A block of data
====================
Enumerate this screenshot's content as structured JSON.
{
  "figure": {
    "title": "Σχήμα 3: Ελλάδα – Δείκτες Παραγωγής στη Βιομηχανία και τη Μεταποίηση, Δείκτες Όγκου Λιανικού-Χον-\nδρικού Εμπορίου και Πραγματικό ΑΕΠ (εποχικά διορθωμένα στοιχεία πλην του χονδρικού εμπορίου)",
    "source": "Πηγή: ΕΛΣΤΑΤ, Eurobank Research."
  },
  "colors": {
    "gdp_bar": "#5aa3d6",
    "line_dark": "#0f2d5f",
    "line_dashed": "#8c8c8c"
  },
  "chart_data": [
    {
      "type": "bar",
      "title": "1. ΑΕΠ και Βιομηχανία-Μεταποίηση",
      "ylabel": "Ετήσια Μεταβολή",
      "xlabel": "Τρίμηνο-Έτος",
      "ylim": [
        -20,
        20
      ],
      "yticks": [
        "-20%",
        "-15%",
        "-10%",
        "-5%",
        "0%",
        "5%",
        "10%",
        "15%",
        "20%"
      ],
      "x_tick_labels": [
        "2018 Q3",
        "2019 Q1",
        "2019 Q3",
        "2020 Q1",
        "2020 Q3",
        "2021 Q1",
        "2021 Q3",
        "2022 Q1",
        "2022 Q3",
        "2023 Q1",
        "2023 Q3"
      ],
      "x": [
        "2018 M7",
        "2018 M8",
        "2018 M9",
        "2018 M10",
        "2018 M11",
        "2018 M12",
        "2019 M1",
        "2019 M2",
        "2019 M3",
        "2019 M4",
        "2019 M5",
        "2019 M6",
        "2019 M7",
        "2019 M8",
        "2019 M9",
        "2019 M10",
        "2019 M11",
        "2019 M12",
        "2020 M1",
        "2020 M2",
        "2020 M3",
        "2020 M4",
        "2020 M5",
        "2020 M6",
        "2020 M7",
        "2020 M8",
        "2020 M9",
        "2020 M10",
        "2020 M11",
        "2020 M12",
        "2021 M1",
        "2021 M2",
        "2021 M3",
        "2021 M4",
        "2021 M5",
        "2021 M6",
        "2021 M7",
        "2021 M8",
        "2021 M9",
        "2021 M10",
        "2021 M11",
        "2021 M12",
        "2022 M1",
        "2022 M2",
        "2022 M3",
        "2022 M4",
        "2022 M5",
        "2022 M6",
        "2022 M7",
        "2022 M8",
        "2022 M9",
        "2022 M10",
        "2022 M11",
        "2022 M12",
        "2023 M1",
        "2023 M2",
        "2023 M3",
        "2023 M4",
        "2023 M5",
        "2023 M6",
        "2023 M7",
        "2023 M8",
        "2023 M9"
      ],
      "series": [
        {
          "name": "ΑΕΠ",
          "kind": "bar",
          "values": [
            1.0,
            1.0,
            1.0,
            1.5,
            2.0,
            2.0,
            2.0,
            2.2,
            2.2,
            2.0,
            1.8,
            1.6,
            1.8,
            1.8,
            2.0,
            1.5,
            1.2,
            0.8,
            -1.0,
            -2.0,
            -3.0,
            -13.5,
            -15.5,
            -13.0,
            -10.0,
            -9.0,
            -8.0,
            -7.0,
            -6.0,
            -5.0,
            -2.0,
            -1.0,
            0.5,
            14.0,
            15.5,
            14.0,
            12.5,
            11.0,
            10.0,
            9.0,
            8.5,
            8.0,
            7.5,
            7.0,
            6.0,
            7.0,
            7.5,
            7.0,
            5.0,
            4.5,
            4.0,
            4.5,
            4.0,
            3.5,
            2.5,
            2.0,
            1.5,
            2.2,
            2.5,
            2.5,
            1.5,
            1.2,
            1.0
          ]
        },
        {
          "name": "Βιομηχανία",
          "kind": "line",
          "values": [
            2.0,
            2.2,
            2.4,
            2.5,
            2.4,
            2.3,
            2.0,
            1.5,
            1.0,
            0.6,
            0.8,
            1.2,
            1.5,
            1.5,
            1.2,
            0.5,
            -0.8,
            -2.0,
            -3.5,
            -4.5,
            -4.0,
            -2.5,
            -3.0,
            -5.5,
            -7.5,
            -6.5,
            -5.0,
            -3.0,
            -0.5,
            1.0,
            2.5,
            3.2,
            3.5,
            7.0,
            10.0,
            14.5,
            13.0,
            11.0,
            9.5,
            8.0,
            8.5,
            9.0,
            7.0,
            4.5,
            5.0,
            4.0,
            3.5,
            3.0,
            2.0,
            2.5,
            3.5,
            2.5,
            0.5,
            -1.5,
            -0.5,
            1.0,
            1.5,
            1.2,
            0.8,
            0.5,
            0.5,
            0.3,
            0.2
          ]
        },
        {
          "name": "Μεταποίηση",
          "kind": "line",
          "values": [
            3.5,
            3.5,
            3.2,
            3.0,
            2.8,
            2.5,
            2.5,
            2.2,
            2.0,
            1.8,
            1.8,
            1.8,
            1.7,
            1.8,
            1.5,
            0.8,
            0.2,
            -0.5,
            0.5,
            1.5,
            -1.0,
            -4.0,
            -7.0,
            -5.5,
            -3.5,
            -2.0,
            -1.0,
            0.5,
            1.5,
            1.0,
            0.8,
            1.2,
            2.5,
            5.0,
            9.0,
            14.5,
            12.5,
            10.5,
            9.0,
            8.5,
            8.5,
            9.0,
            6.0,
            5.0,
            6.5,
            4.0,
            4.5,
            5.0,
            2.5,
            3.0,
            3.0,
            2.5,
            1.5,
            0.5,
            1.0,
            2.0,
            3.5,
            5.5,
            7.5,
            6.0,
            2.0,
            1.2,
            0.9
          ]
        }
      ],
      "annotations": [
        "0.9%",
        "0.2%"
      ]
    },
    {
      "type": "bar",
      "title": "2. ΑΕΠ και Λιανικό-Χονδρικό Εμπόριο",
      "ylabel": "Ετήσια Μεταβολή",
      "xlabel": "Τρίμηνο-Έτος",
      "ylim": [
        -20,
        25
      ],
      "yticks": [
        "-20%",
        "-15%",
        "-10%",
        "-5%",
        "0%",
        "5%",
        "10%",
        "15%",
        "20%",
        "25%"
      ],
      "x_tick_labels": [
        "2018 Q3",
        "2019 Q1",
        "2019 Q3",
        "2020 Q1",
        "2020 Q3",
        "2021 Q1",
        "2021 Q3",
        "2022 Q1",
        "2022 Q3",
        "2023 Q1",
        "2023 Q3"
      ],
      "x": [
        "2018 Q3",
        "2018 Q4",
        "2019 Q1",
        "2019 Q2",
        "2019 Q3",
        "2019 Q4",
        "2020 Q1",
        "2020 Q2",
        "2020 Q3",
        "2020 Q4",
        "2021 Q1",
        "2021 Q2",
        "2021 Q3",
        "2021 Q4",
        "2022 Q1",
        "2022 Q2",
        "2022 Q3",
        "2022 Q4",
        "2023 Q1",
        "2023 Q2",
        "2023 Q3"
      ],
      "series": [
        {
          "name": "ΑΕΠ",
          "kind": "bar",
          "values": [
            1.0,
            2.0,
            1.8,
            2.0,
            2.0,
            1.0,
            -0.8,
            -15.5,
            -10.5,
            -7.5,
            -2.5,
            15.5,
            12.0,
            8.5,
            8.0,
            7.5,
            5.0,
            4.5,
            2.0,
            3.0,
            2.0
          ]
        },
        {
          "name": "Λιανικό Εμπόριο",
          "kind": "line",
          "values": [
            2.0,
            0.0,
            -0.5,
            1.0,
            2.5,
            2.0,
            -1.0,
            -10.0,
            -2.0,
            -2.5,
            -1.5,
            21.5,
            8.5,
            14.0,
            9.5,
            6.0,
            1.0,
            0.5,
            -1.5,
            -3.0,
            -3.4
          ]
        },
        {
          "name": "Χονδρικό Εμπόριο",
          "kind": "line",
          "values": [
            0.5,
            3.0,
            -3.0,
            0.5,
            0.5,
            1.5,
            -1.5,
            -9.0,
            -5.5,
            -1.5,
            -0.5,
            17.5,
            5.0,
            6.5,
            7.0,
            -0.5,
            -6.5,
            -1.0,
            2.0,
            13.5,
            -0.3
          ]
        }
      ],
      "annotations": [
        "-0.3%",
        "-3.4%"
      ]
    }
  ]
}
====================
=== Task goal ===
In the entries above, identify every line with the string "Χονδρικό".

=== Written response ===
      "title": "2. ΑΕΠ και Λιανικό-Χονδρικό Εμπόριο",
          "name": "Χονδρικό Εμπόριο",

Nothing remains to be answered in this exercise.